*** DATA TO EXAMINE
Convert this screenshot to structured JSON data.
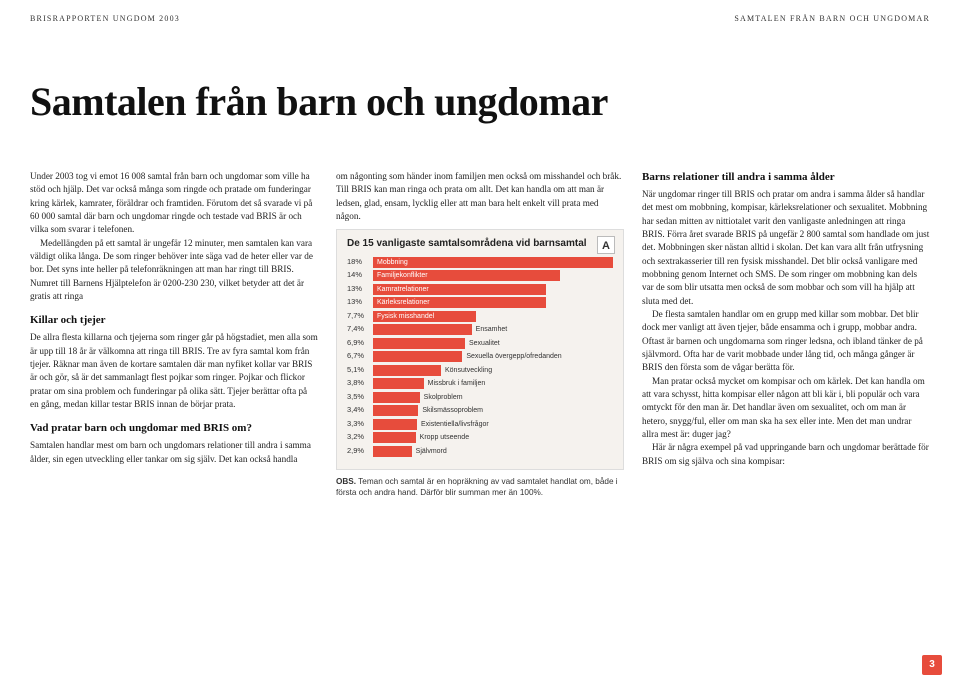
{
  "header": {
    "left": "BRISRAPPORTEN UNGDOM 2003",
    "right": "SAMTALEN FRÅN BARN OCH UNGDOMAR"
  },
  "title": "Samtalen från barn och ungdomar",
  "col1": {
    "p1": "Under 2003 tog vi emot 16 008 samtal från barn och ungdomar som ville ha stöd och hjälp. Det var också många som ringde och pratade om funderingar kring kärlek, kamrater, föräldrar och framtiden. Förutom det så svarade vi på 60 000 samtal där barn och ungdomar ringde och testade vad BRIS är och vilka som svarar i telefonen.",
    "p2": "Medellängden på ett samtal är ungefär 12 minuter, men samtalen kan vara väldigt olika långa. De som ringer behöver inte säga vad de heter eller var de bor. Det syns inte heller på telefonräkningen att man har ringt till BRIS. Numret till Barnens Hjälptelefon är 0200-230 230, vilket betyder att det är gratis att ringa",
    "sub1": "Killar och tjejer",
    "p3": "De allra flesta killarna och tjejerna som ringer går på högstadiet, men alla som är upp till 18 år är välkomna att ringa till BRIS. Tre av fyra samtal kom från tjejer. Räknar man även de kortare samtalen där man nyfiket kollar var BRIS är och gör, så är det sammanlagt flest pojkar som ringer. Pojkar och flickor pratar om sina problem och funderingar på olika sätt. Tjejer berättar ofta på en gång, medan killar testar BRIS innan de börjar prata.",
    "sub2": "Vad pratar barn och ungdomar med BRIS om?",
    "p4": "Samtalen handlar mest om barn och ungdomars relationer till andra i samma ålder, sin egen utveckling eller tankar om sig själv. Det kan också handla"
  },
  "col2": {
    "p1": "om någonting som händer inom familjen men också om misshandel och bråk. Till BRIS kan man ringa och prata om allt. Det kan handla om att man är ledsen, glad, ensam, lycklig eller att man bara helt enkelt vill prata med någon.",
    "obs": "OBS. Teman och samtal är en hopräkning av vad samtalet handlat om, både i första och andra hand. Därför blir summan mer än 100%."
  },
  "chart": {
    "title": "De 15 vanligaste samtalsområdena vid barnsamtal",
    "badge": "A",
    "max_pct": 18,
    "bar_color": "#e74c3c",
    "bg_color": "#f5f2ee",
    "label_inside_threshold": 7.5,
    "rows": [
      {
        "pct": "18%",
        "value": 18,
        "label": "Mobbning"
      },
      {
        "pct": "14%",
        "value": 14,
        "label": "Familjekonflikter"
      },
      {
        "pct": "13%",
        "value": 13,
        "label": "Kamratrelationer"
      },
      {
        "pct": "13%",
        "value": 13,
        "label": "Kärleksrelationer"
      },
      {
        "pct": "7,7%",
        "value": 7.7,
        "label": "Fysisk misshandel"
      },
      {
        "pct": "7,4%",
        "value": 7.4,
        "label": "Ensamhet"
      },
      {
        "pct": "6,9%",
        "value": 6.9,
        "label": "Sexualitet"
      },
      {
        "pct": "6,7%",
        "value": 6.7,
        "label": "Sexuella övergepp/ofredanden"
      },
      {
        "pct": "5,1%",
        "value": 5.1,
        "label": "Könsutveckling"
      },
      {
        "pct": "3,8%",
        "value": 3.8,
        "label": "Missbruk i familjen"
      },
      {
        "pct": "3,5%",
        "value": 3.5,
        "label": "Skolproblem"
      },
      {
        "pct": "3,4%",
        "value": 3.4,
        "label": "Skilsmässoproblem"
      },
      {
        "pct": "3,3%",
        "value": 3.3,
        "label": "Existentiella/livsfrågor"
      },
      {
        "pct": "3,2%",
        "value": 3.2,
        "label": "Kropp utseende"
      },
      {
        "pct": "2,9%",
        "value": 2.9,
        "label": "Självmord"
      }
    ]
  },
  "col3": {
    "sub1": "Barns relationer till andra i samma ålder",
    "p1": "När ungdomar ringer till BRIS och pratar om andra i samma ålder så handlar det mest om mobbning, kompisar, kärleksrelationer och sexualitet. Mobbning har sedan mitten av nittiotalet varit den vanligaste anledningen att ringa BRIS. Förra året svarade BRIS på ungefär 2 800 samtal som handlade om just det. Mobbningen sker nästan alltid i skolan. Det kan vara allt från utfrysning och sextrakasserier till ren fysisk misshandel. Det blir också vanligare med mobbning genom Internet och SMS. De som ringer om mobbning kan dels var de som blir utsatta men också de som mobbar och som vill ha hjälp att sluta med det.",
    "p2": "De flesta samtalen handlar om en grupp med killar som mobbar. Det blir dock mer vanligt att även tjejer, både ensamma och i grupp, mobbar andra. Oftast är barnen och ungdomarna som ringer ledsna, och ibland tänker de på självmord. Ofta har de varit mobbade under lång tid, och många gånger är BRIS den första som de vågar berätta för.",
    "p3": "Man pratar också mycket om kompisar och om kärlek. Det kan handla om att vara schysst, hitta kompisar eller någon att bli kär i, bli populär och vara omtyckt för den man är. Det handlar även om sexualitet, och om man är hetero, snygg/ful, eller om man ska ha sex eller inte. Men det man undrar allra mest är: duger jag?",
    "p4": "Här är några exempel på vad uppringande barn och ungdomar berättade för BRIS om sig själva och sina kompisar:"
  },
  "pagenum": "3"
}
******
▸ EXERCISE: All of the lines above must be printed again exactly, and no picture may appear in the copy.

▸ ANSWER:
Convert this screenshot to structured JSON data.
{
  "header": {
    "left": "BRISRAPPORTEN UNGDOM 2003",
    "right": "SAMTALEN FRÅN BARN OCH UNGDOMAR"
  },
  "title": "Samtalen från barn och ungdomar",
  "col1": {
    "p1": "Under 2003 tog vi emot 16 008 samtal från barn och ungdomar som ville ha stöd och hjälp. Det var också många som ringde och pratade om funderingar kring kärlek, kamrater, föräldrar och framtiden. Förutom det så svarade vi på 60 000 samtal där barn och ungdomar ringde och testade vad BRIS är och vilka som svarar i telefonen.",
    "p2": "Medellängden på ett samtal är ungefär 12 minuter, men samtalen kan vara väldigt olika långa. De som ringer behöver inte säga vad de heter eller var de bor. Det syns inte heller på telefonräkningen att man har ringt till BRIS. Numret till Barnens Hjälptelefon är 0200-230 230, vilket betyder att det är gratis att ringa",
    "sub1": "Killar och tjejer",
    "p3": "De allra flesta killarna och tjejerna som ringer går på högstadiet, men alla som är upp till 18 år är välkomna att ringa till BRIS. Tre av fyra samtal kom från tjejer. Räknar man även de kortare samtalen där man nyfiket kollar var BRIS är och gör, så är det sammanlagt flest pojkar som ringer. Pojkar och flickor pratar om sina problem och funderingar på olika sätt. Tjejer berättar ofta på en gång, medan killar testar BRIS innan de börjar prata.",
    "sub2": "Vad pratar barn och ungdomar med BRIS om?",
    "p4": "Samtalen handlar mest om barn och ungdomars relationer till andra i samma ålder, sin egen utveckling eller tankar om sig själv. Det kan också handla"
  },
  "col2": {
    "p1": "om någonting som händer inom familjen men också om misshandel och bråk. Till BRIS kan man ringa och prata om allt. Det kan handla om att man är ledsen, glad, ensam, lycklig eller att man bara helt enkelt vill prata med någon.",
    "obs": "OBS. Teman och samtal är en hopräkning av vad samtalet handlat om, både i första och andra hand. Därför blir summan mer än 100%."
  },
  "chart": {
    "title": "De 15 vanligaste samtalsområdena vid barnsamtal",
    "badge": "A",
    "max_pct": 18,
    "bar_color": "#e74c3c",
    "bg_color": "#f5f2ee",
    "label_inside_threshold": 7.5,
    "rows": [
      {
        "pct": "18%",
        "value": 18,
        "label": "Mobbning"
      },
      {
        "pct": "14%",
        "value": 14,
        "label": "Familjekonflikter"
      },
      {
        "pct": "13%",
        "value": 13,
        "label": "Kamratrelationer"
      },
      {
        "pct": "13%",
        "value": 13,
        "label": "Kärleksrelationer"
      },
      {
        "pct": "7,7%",
        "value": 7.7,
        "label": "Fysisk misshandel"
      },
      {
        "pct": "7,4%",
        "value": 7.4,
        "label": "Ensamhet"
      },
      {
        "pct": "6,9%",
        "value": 6.9,
        "label": "Sexualitet"
      },
      {
        "pct": "6,7%",
        "value": 6.7,
        "label": "Sexuella övergepp/ofredanden"
      },
      {
        "pct": "5,1%",
        "value": 5.1,
        "label": "Könsutveckling"
      },
      {
        "pct": "3,8%",
        "value": 3.8,
        "label": "Missbruk i familjen"
      },
      {
        "pct": "3,5%",
        "value": 3.5,
        "label": "Skolproblem"
      },
      {
        "pct": "3,4%",
        "value": 3.4,
        "label": "Skilsmässoproblem"
      },
      {
        "pct": "3,3%",
        "value": 3.3,
        "label": "Existentiella/livsfrågor"
      },
      {
        "pct": "3,2%",
        "value": 3.2,
        "label": "Kropp utseende"
      },
      {
        "pct": "2,9%",
        "value": 2.9,
        "label": "Självmord"
      }
    ]
  },
  "col3": {
    "sub1": "Barns relationer till andra i samma ålder",
    "p1": "När ungdomar ringer till BRIS och pratar om andra i samma ålder så handlar det mest om mobbning, kompisar, kärleksrelationer och sexualitet. Mobbning har sedan mitten av nittiotalet varit den vanligaste anledningen att ringa BRIS. Förra året svarade BRIS på ungefär 2 800 samtal som handlade om just det. Mobbningen sker nästan alltid i skolan. Det kan vara allt från utfrysning och sextrakasserier till ren fysisk misshandel. Det blir också vanligare med mobbning genom Internet och SMS. De som ringer om mobbning kan dels var de som blir utsatta men också de som mobbar och som vill ha hjälp att sluta med det.",
    "p2": "De flesta samtalen handlar om en grupp med killar som mobbar. Det blir dock mer vanligt att även tjejer, både ensamma och i grupp, mobbar andra. Oftast är barnen och ungdomarna som ringer ledsna, och ibland tänker de på självmord. Ofta har de varit mobbade under lång tid, och många gånger är BRIS den första som de vågar berätta för.",
    "p3": "Man pratar också mycket om kompisar och om kärlek. Det kan handla om att vara schysst, hitta kompisar eller någon att bli kär i, bli populär och vara omtyckt för den man är. Det handlar även om sexualitet, och om man är hetero, snygg/ful, eller om man ska ha sex eller inte. Men det man undrar allra mest är: duger jag?",
    "p4": "Här är några exempel på vad uppringande barn och ungdomar berättade för BRIS om sig själva och sina kompisar:"
  },
  "pagenum": "3"
}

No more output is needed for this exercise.